>>>>

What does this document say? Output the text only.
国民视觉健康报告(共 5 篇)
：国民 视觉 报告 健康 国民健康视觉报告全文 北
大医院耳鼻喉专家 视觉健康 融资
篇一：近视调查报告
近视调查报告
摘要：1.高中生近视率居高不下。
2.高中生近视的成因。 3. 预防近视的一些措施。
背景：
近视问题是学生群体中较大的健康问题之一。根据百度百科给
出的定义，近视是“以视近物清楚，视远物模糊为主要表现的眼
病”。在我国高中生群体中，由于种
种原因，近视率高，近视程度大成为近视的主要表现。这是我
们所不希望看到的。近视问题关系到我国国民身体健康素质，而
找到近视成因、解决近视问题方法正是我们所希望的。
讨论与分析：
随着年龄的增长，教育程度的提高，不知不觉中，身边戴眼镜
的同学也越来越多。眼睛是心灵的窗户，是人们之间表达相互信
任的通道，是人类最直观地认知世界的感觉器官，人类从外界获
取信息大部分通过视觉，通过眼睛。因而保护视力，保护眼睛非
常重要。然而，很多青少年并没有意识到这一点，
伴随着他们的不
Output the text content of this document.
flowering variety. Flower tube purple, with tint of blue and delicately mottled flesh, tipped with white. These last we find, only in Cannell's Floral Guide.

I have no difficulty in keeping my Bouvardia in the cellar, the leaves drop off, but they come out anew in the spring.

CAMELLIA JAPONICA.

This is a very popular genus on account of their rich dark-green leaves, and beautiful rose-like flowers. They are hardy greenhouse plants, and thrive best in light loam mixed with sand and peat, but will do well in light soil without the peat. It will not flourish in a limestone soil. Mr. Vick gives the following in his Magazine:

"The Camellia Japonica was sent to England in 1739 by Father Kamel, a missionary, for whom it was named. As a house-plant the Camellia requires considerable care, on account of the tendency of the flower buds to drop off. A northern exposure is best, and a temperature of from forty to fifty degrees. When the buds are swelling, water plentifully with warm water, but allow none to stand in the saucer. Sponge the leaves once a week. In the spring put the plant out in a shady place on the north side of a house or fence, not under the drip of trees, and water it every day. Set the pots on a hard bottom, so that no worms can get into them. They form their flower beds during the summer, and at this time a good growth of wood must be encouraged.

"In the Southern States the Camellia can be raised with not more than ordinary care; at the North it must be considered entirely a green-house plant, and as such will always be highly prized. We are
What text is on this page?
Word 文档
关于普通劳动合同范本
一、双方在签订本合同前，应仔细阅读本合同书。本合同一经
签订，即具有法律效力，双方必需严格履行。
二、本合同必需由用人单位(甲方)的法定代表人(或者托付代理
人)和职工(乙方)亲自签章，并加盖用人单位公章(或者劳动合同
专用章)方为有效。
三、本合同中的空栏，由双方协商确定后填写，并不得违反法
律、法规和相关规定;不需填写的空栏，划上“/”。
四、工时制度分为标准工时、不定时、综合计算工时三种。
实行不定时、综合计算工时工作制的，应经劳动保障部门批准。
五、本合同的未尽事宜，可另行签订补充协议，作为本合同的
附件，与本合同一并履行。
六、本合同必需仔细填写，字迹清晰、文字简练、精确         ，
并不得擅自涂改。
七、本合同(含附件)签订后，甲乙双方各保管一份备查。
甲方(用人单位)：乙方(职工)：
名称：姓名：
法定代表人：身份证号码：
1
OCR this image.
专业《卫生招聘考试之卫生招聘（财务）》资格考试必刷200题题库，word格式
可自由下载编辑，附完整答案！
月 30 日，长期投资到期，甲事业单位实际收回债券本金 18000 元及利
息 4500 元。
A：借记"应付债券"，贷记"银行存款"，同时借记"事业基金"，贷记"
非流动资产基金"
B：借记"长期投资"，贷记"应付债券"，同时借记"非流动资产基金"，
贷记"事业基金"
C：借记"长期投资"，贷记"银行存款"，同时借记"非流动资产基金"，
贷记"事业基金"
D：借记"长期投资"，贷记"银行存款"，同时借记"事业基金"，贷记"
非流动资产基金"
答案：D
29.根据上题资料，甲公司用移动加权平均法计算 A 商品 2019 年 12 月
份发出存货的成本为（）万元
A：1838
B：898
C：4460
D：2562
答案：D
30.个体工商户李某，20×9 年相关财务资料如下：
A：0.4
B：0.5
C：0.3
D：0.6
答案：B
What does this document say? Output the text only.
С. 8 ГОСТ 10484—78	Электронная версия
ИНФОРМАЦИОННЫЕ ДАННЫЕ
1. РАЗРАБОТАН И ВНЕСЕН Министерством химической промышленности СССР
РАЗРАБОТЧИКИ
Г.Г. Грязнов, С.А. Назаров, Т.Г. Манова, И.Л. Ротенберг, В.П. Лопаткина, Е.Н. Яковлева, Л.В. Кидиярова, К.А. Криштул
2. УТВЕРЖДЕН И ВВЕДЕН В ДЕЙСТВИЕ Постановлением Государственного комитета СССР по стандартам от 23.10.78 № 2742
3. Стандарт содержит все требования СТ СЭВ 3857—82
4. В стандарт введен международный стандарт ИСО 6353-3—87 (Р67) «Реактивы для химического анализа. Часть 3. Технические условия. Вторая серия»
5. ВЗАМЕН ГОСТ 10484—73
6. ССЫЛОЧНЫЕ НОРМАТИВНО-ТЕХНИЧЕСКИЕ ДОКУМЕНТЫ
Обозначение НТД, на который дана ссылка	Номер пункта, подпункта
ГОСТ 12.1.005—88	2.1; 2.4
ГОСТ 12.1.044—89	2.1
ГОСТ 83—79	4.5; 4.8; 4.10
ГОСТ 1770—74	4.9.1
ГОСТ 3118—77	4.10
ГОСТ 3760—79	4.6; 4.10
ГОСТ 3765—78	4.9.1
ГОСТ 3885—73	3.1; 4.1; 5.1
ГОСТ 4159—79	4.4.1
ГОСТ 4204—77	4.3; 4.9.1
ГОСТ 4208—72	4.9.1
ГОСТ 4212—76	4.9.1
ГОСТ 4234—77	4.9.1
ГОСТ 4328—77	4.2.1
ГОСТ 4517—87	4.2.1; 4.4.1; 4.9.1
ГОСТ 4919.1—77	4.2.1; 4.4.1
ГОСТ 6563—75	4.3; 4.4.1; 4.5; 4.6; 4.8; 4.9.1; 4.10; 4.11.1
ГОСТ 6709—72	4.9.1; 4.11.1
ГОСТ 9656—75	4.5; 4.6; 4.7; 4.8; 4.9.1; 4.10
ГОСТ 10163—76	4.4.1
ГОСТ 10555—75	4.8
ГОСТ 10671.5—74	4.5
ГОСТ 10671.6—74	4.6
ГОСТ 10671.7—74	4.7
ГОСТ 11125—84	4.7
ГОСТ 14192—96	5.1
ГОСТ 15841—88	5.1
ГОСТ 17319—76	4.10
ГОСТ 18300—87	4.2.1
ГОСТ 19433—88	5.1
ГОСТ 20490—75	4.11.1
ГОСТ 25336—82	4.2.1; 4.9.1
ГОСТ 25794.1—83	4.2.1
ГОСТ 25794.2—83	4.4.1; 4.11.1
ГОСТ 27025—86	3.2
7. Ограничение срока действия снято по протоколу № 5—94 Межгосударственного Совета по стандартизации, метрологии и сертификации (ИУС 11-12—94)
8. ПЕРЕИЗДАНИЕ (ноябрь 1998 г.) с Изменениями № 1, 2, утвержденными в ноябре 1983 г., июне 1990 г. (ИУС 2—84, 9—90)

<<<<

What you have to do = Nothing should be left out: return all of the records exactly.

Solution to the exercise =
What does this document say? Output the text only.
国民视觉健康报告(共 5 篇)
：国民 视觉 报告 健康 国民健康视觉报告全文 北
大医院耳鼻喉专家 视觉健康 融资
篇一：近视调查报告
近视调查报告
摘要：1.高中生近视率居高不下。
2.高中生近视的成因。 3. 预防近视的一些措施。
背景：
近视问题是学生群体中较大的健康问题之一。根据百度百科给
出的定义，近视是“以视近物清楚，视远物模糊为主要表现的眼
病”。在我国高中生群体中，由于种
种原因，近视率高，近视程度大成为近视的主要表现。这是我
们所不希望看到的。近视问题关系到我国国民身体健康素质，而
找到近视成因、解决近视问题方法正是我们所希望的。
讨论与分析：
随着年龄的增长，教育程度的提高，不知不觉中，身边戴眼镜
的同学也越来越多。眼睛是心灵的窗户，是人们之间表达相互信
任的通道，是人类最直观地认知世界的感觉器官，人类从外界获
取信息大部分通过视觉，通过眼睛。因而保护视力，保护眼睛非
常重要。然而，很多青少年并没有意识到这一点，
伴随着他们的不
Output the text content of this document.
flowering variety. Flower tube purple, with tint of blue and delicately mottled flesh, tipped with white. These last we find, only in Cannell's Floral Guide.

I have no difficulty in keeping my Bouvardia in the cellar, the leaves drop off, but they come out anew in the spring.

CAMELLIA JAPONICA.

This is a very popular genus on account of their rich dark-green leaves, and beautiful rose-like flowers. They are hardy greenhouse plants, and thrive best in light loam mixed with sand and peat, but will do well in light soil without the peat. It will not flourish in a limestone soil. Mr. Vick gives the following in his Magazine:

"The Camellia Japonica was sent to England in 1739 by Father Kamel, a missionary, for whom it was named. As a house-plant the Camellia requires considerable care, on account of the tendency of the flower buds to drop off. A northern exposure is best, and a temperature of from forty to fifty degrees. When the buds are swelling, water plentifully with warm water, but allow none to stand in the saucer. Sponge the leaves once a week. In the spring put the plant out in a shady place on the north side of a house or fence, not under the drip of trees, and water it every day. Set the pots on a hard bottom, so that no worms can get into them. They form their flower beds during the summer, and at this time a good growth of wood must be encouraged.

"In the Southern States the Camellia can be raised with not more than ordinary care; at the North it must be considered entirely a green-house plant, and as such will always be highly prized. We are
What text is on this page?
Word 文档
关于普通劳动合同范本
一、双方在签订本合同前，应仔细阅读本合同书。本合同一经
签订，即具有法律效力，双方必需严格履行。
二、本合同必需由用人单位(甲方)的法定代表人(或者托付代理
人)和职工(乙方)亲自签章，并加盖用人单位公章(或者劳动合同
专用章)方为有效。
三、本合同中的空栏，由双方协商确定后填写，并不得违反法
律、法规和相关规定;不需填写的空栏，划上“/”。
四、工时制度分为标准工时、不定时、综合计算工时三种。
实行不定时、综合计算工时工作制的，应经劳动保障部门批准。
五、本合同的未尽事宜，可另行签订补充协议，作为本合同的
附件，与本合同一并履行。
六、本合同必需仔细填写，字迹清晰、文字简练、精确         ，
并不得擅自涂改。
七、本合同(含附件)签订后，甲乙双方各保管一份备查。
甲方(用人单位)：乙方(职工)：
名称：姓名：
法定代表人：身份证号码：
1
OCR this image.
专业《卫生招聘考试之卫生招聘（财务）》资格考试必刷200题题库，word格式
可自由下载编辑，附完整答案！
月 30 日，长期投资到期，甲事业单位实际收回债券本金 18000 元及利
息 4500 元。
A：借记"应付债券"，贷记"银行存款"，同时借记"事业基金"，贷记"
非流动资产基金"
B：借记"长期投资"，贷记"应付债券"，同时借记"非流动资产基金"，
贷记"事业基金"
C：借记"长期投资"，贷记"银行存款"，同时借记"非流动资产基金"，
贷记"事业基金"
D：借记"长期投资"，贷记"银行存款"，同时借记"事业基金"，贷记"
非流动资产基金"
答案：D
29.根据上题资料，甲公司用移动加权平均法计算 A 商品 2019 年 12 月
份发出存货的成本为（）万元
A：1838
B：898
C：4460
D：2562
答案：D
30.个体工商户李某，20×9 年相关财务资料如下：
A：0.4
B：0.5
C：0.3
D：0.6
答案：B
What does this document say? Output the text only.
С. 8 ГОСТ 10484—78	Электронная версия
ИНФОРМАЦИОННЫЕ ДАННЫЕ
1. РАЗРАБОТАН И ВНЕСЕН Министерством химической промышленности СССР
РАЗРАБОТЧИКИ
Г.Г. Грязнов, С.А. Назаров, Т.Г. Манова, И.Л. Ротенберг, В.П. Лопаткина, Е.Н. Яковлева, Л.В. Кидиярова, К.А. Криштул
2. УТВЕРЖДЕН И ВВЕДЕН В ДЕЙСТВИЕ Постановлением Государственного комитета СССР по стандартам от 23.10.78 № 2742
3. Стандарт содержит все требования СТ СЭВ 3857—82
4. В стандарт введен международный стандарт ИСО 6353-3—87 (Р67) «Реактивы для химического анализа. Часть 3. Технические условия. Вторая серия»
5. ВЗАМЕН ГОСТ 10484—73
6. ССЫЛОЧНЫЕ НОРМАТИВНО-ТЕХНИЧЕСКИЕ ДОКУМЕНТЫ
Обозначение НТД, на который дана ссылка	Номер пункта, подпункта
ГОСТ 12.1.005—88	2.1; 2.4
ГОСТ 12.1.044—89	2.1
ГОСТ 83—79	4.5; 4.8; 4.10
ГОСТ 1770—74	4.9.1
ГОСТ 3118—77	4.10
ГОСТ 3760—79	4.6; 4.10
ГОСТ 3765—78	4.9.1
ГОСТ 3885—73	3.1; 4.1; 5.1
ГОСТ 4159—79	4.4.1
ГОСТ 4204—77	4.3; 4.9.1
ГОСТ 4208—72	4.9.1
ГОСТ 4212—76	4.9.1
ГОСТ 4234—77	4.9.1
ГОСТ 4328—77	4.2.1
ГОСТ 4517—87	4.2.1; 4.4.1; 4.9.1
ГОСТ 4919.1—77	4.2.1; 4.4.1
ГОСТ 6563—75	4.3; 4.4.1; 4.5; 4.6; 4.8; 4.9.1; 4.10; 4.11.1
ГОСТ 6709—72	4.9.1; 4.11.1
ГОСТ 9656—75	4.5; 4.6; 4.7; 4.8; 4.9.1; 4.10
ГОСТ 10163—76	4.4.1
ГОСТ 10555—75	4.8
ГОСТ 10671.5—74	4.5
ГОСТ 10671.6—74	4.6
ГОСТ 10671.7—74	4.7
ГОСТ 11125—84	4.7
ГОСТ 14192—96	5.1
ГОСТ 15841—88	5.1
ГОСТ 17319—76	4.10
ГОСТ 18300—87	4.2.1
ГОСТ 19433—88	5.1
ГОСТ 20490—75	4.11.1
ГОСТ 25336—82	4.2.1; 4.9.1
ГОСТ 25794.1—83	4.2.1
ГОСТ 25794.2—83	4.4.1; 4.11.1
ГОСТ 27025—86	3.2
7. Ограничение срока действия снято по протоколу № 5—94 Межгосударственного Совета по стандартизации, метрологии и сертификации (ИУС 11-12—94)
8. ПЕРЕИЗДАНИЕ (ноябрь 1998 г.) с Изменениями № 1, 2, утвержденными в ноябре 1983 г., июне 1990 г. (ИУС 2—84, 9—90)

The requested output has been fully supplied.